- **TASK TO COMPLETE**:
How many lines in the listing below include the word "like"? Answer with the number and nothing else.

- **ENTRIES PROVIDED**:
######

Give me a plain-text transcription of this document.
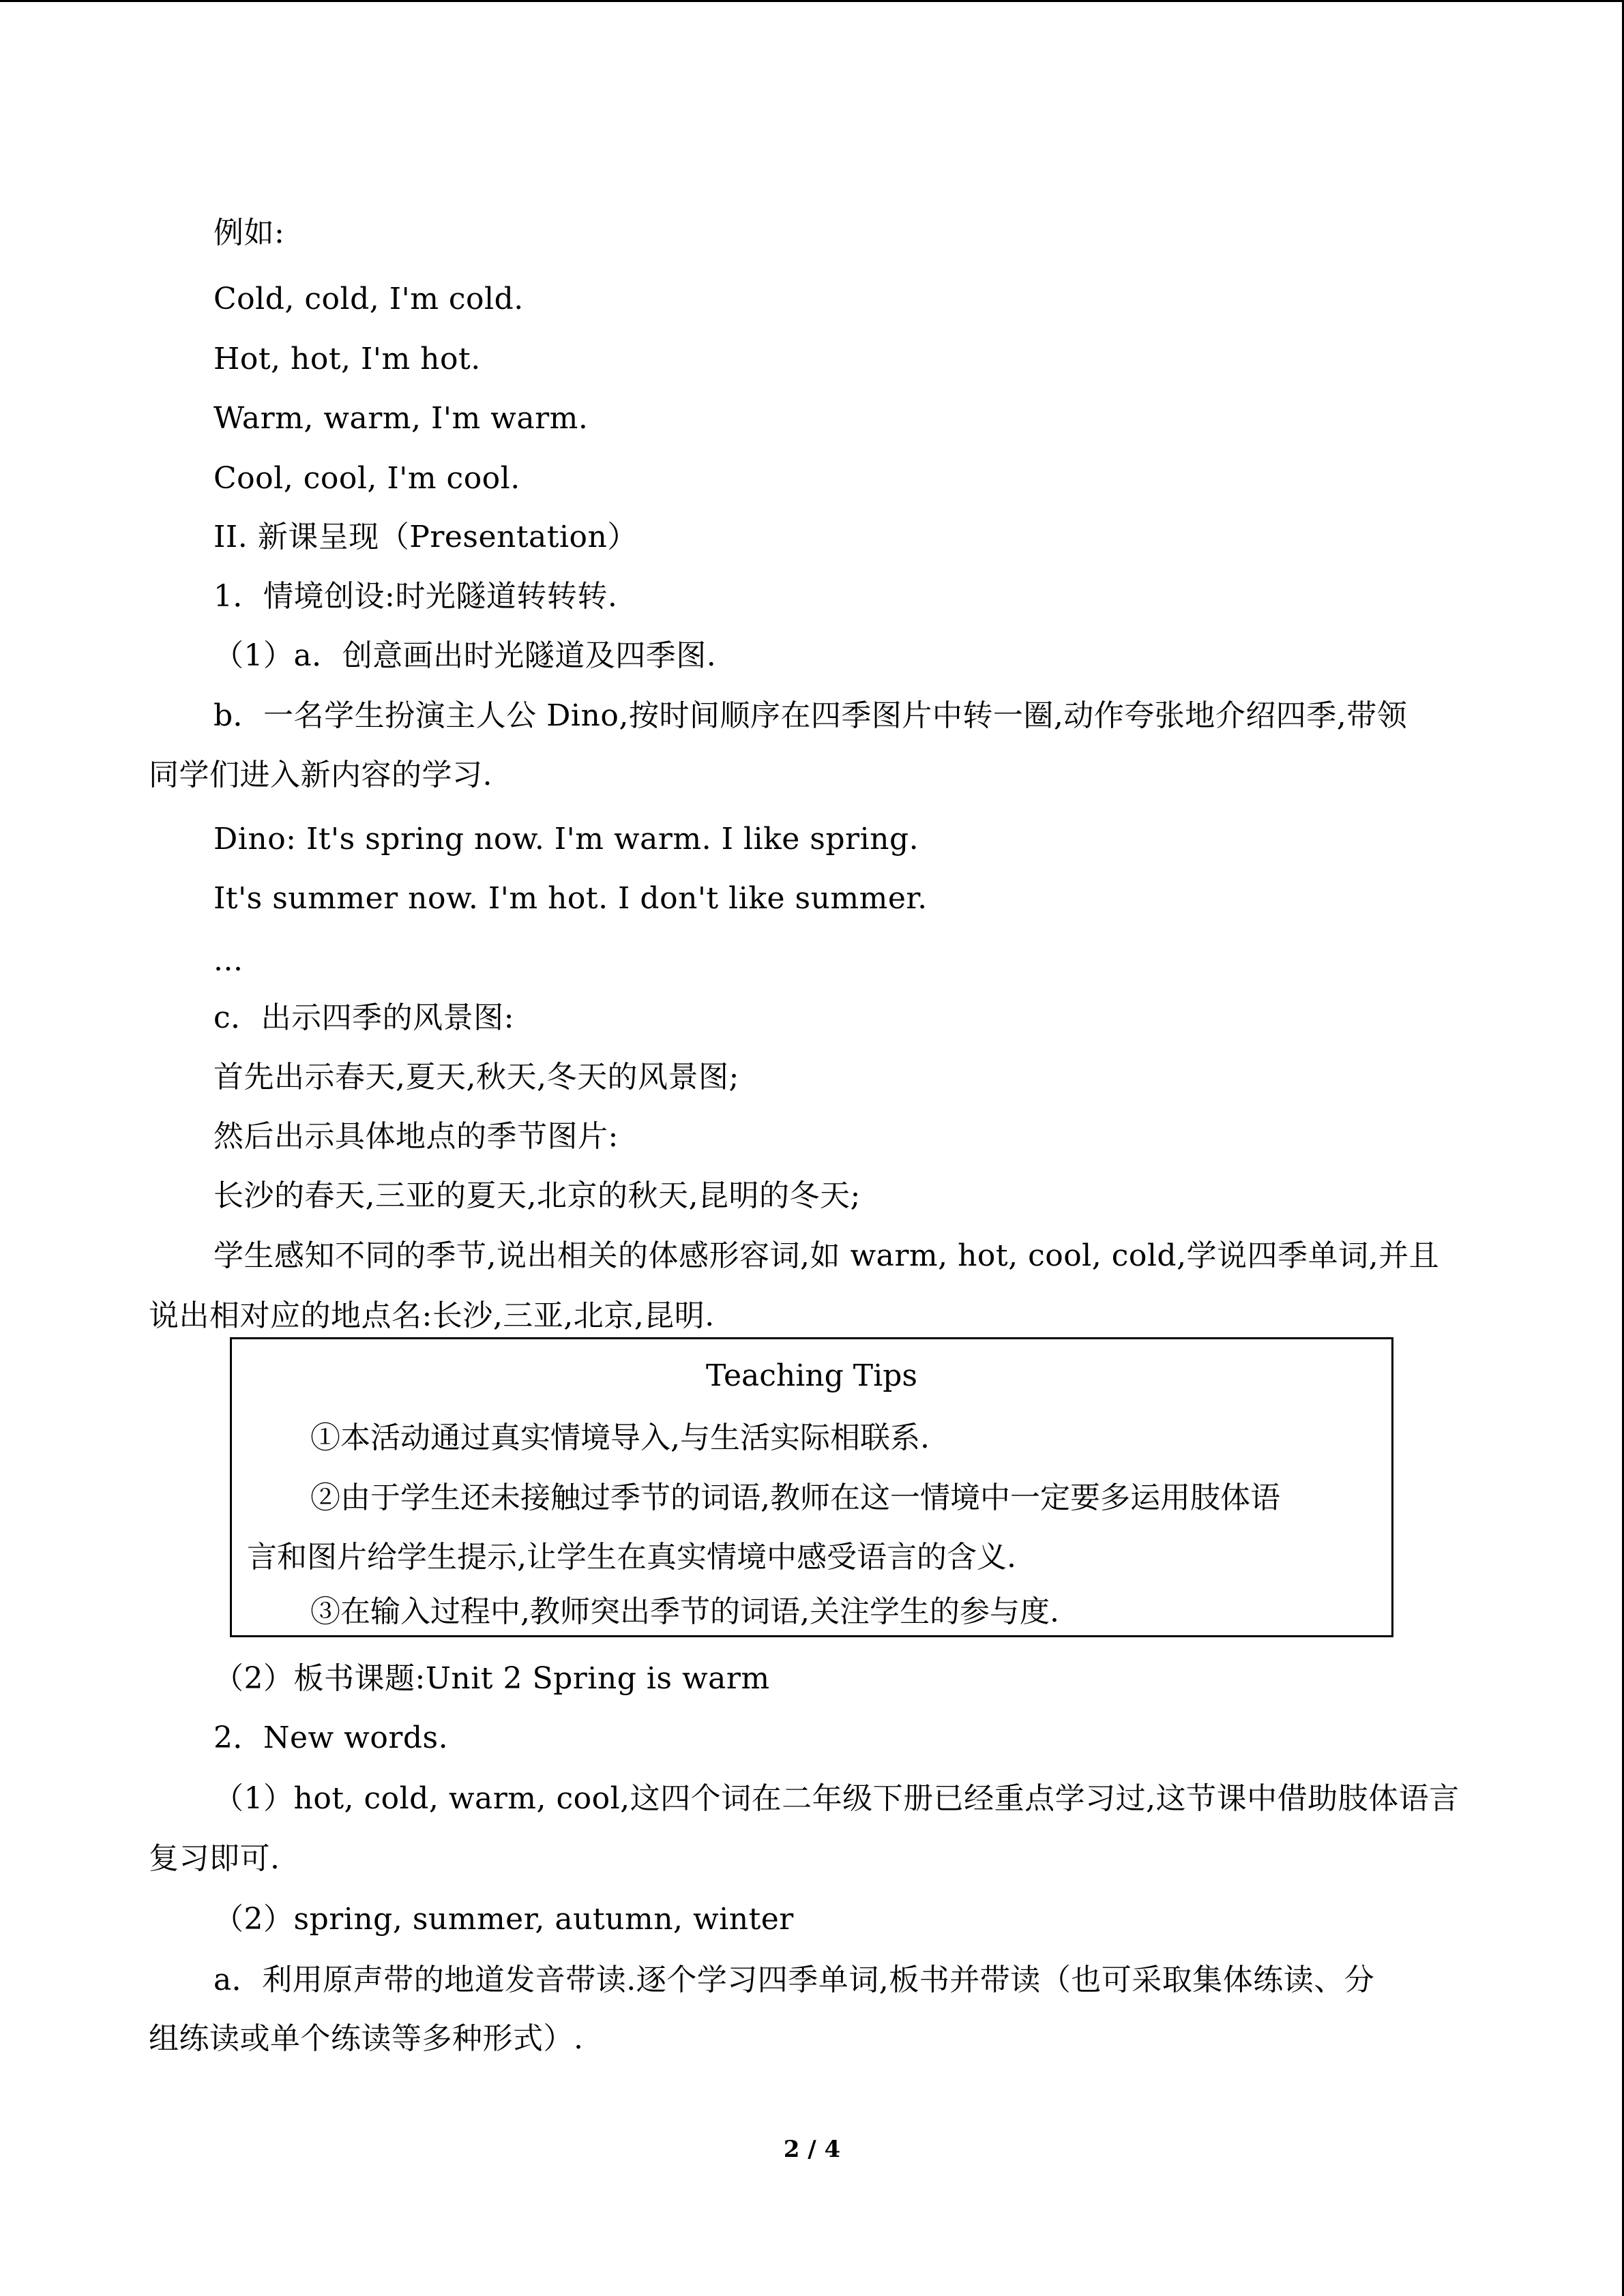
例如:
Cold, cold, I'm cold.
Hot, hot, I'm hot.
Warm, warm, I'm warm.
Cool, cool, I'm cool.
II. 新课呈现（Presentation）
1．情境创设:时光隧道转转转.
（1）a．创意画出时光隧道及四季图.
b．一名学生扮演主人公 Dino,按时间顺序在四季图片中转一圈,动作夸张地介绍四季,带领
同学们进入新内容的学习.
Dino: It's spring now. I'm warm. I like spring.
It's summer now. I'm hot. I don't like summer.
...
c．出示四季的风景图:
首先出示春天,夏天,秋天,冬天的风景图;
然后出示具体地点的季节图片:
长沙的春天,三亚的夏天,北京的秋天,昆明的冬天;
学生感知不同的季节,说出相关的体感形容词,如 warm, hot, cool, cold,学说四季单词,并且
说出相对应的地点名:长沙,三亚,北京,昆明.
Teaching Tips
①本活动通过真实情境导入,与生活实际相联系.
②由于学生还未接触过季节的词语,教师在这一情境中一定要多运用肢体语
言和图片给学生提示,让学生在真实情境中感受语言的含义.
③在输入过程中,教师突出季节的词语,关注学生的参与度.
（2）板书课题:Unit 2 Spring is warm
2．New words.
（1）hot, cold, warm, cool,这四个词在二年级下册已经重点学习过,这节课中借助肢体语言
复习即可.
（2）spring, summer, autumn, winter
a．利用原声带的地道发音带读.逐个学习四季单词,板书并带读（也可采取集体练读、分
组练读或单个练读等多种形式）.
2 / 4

######

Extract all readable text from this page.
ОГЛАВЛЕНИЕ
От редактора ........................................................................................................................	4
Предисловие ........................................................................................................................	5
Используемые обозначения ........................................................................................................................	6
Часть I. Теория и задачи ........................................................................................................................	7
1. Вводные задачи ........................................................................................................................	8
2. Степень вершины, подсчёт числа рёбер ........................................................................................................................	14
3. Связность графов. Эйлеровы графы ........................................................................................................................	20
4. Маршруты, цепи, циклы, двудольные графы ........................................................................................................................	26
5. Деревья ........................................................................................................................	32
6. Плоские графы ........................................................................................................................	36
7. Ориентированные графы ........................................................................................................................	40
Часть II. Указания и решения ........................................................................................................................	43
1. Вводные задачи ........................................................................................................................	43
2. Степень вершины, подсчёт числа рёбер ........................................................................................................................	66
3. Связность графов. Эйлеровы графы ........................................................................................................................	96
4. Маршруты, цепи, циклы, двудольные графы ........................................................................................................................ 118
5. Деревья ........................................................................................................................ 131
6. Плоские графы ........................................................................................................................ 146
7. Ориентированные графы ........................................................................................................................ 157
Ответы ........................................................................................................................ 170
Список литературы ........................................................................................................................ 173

######

- **THE OUTPUT**:
2